● **Dataset items**:
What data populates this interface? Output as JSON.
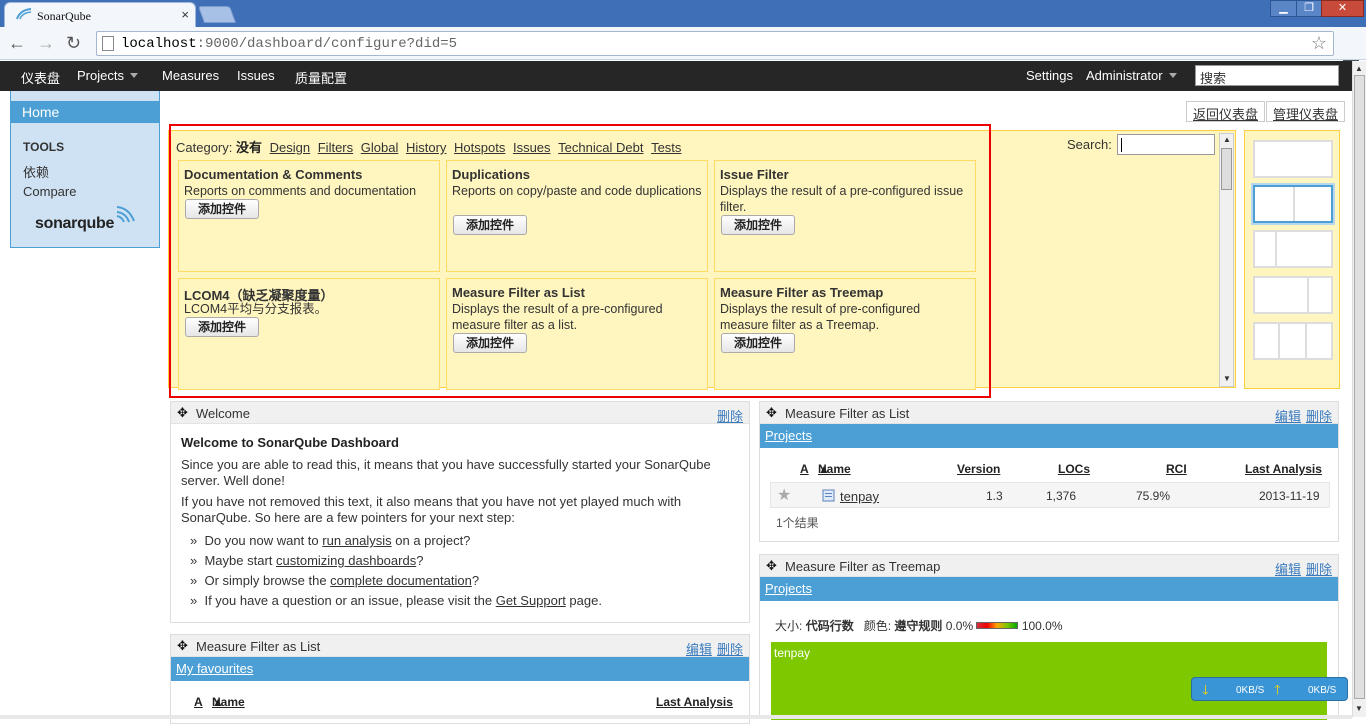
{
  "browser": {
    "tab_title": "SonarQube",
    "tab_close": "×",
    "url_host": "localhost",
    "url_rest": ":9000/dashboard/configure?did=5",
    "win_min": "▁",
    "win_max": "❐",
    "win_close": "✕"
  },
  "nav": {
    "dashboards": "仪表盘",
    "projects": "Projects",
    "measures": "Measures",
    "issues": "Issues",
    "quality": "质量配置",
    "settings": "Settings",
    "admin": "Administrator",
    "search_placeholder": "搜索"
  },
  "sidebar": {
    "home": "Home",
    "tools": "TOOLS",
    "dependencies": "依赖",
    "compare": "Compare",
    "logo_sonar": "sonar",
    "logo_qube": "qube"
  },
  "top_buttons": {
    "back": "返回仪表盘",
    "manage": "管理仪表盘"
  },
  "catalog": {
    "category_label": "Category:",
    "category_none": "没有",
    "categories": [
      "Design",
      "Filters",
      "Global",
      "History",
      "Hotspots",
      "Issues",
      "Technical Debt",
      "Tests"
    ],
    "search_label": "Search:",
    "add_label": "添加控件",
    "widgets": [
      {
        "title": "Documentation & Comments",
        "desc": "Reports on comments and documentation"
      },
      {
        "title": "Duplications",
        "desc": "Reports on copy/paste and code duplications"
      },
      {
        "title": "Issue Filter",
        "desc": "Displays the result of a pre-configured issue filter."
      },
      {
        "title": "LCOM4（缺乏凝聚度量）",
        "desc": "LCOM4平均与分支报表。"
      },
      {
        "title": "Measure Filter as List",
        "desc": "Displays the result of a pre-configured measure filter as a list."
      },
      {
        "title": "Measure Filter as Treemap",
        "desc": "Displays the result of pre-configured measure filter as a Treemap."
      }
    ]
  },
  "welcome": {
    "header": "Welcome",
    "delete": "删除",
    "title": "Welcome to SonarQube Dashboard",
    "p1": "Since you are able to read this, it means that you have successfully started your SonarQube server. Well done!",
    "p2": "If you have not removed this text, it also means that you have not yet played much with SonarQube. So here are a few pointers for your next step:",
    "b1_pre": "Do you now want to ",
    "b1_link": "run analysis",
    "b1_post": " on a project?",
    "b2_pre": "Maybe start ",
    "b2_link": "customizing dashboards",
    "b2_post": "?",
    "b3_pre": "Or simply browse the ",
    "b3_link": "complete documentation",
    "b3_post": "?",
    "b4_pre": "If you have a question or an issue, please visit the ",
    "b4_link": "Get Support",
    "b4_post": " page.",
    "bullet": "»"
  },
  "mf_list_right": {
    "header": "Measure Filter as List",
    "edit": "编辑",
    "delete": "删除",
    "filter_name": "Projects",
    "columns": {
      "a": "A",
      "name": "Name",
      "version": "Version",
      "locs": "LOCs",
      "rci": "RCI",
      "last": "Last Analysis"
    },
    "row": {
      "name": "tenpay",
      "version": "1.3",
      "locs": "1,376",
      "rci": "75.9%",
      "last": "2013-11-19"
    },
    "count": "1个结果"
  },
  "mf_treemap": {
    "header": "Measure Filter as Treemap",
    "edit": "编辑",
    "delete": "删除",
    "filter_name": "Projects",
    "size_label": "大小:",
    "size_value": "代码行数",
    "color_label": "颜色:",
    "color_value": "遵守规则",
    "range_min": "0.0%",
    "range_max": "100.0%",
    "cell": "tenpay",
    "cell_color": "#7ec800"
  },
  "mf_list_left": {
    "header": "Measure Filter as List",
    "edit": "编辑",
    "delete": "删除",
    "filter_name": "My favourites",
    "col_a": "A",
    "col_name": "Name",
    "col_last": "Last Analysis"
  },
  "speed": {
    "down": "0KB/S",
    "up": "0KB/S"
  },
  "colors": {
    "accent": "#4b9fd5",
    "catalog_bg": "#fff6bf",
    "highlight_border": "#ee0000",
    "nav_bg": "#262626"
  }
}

● **Aim**: Keep only the lines that hold the string "result", and copy them out.

● **Response for this exercise**:
        "desc": "Displays the result of a pre-configured issue filter."
        "desc": "Displays the result of a pre-configured measure filter as a list."
        "desc": "Displays the result of pre-configured measure filter as a Treemap."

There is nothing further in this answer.